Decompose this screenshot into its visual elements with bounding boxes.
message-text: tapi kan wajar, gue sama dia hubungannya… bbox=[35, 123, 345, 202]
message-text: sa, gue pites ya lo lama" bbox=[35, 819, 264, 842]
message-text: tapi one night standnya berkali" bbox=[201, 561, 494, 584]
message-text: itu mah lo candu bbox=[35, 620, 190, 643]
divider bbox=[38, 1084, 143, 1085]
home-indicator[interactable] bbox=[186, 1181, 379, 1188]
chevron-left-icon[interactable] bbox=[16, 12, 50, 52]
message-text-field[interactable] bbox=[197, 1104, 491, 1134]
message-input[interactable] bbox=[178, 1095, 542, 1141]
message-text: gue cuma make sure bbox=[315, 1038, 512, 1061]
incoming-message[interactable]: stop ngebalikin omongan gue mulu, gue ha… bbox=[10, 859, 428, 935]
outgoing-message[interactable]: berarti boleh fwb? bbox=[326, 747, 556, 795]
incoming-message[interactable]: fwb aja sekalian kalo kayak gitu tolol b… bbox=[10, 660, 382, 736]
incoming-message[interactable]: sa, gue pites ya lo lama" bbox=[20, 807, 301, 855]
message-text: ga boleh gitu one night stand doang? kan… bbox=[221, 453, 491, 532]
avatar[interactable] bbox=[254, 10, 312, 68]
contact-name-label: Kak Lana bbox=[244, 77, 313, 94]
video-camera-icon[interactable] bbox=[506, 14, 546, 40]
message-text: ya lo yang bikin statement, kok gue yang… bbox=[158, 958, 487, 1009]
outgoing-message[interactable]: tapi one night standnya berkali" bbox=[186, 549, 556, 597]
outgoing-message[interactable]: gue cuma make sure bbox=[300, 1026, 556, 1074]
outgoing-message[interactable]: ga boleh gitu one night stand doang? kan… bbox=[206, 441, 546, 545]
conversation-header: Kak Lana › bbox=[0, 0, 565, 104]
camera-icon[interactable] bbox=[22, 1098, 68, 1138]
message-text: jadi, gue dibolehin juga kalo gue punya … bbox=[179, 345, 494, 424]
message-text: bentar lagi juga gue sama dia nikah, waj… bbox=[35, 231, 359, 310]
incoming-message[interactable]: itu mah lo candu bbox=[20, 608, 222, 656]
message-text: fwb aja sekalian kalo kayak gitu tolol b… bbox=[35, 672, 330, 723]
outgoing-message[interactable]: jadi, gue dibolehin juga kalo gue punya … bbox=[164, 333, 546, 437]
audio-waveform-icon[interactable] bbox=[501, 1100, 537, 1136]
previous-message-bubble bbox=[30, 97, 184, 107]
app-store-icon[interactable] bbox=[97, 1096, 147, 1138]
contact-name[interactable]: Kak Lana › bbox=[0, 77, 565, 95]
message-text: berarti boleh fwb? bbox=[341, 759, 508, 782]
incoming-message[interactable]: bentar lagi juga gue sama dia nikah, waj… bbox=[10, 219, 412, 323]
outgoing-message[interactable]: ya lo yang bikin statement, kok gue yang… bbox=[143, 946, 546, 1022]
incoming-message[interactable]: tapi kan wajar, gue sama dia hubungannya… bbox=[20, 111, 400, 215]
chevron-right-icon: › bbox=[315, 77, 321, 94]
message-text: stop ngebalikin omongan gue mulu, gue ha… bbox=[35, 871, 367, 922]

============================================================

• Short problem
Transcribe every line of the records above verbatim, in their original order.

• Response to the task
Decompose this screenshot into its visual elements with bounding boxes.
message-text: tapi kan wajar, gue sama dia hubungannya… bbox=[35, 123, 345, 202]
message-text: sa, gue pites ya lo lama" bbox=[35, 819, 264, 842]
message-text: tapi one night standnya berkali" bbox=[201, 561, 494, 584]
message-text: itu mah lo candu bbox=[35, 620, 190, 643]
divider bbox=[38, 1084, 143, 1085]
home-indicator[interactable] bbox=[186, 1181, 379, 1188]
chevron-left-icon[interactable] bbox=[16, 12, 50, 52]
message-text-field[interactable] bbox=[197, 1104, 491, 1134]
message-input[interactable] bbox=[178, 1095, 542, 1141]
message-text: gue cuma make sure bbox=[315, 1038, 512, 1061]
incoming-message[interactable]: stop ngebalikin omongan gue mulu, gue ha… bbox=[10, 859, 428, 935]
outgoing-message[interactable]: berarti boleh fwb? bbox=[326, 747, 556, 795]
incoming-message[interactable]: fwb aja sekalian kalo kayak gitu tolol b… bbox=[10, 660, 382, 736]
incoming-message[interactable]: sa, gue pites ya lo lama" bbox=[20, 807, 301, 855]
message-text: ga boleh gitu one night stand doang? kan… bbox=[221, 453, 491, 532]
avatar[interactable] bbox=[254, 10, 312, 68]
contact-name-label: Kak Lana bbox=[244, 77, 313, 94]
video-camera-icon[interactable] bbox=[506, 14, 546, 40]
message-text: ya lo yang bikin statement, kok gue yang… bbox=[158, 958, 487, 1009]
outgoing-message[interactable]: tapi one night standnya berkali" bbox=[186, 549, 556, 597]
outgoing-message[interactable]: gue cuma make sure bbox=[300, 1026, 556, 1074]
outgoing-message[interactable]: ga boleh gitu one night stand doang? kan… bbox=[206, 441, 546, 545]
conversation-header: Kak Lana › bbox=[0, 0, 565, 104]
camera-icon[interactable] bbox=[22, 1098, 68, 1138]
message-text: jadi, gue dibolehin juga kalo gue punya … bbox=[179, 345, 494, 424]
message-text: bentar lagi juga gue sama dia nikah, waj… bbox=[35, 231, 359, 310]
incoming-message[interactable]: itu mah lo candu bbox=[20, 608, 222, 656]
message-text: fwb aja sekalian kalo kayak gitu tolol b… bbox=[35, 672, 330, 723]
outgoing-message[interactable]: jadi, gue dibolehin juga kalo gue punya … bbox=[164, 333, 546, 437]
audio-waveform-icon[interactable] bbox=[501, 1100, 537, 1136]
previous-message-bubble bbox=[30, 97, 184, 107]
app-store-icon[interactable] bbox=[97, 1096, 147, 1138]
contact-name[interactable]: Kak Lana › bbox=[0, 77, 565, 95]
message-text: berarti boleh fwb? bbox=[341, 759, 508, 782]
incoming-message[interactable]: bentar lagi juga gue sama dia nikah, waj… bbox=[10, 219, 412, 323]
outgoing-message[interactable]: ya lo yang bikin statement, kok gue yang… bbox=[143, 946, 546, 1022]
incoming-message[interactable]: tapi kan wajar, gue sama dia hubungannya… bbox=[20, 111, 400, 215]
chevron-right-icon: › bbox=[315, 77, 321, 94]
message-text: stop ngebalikin omongan gue mulu, gue ha… bbox=[35, 871, 367, 922]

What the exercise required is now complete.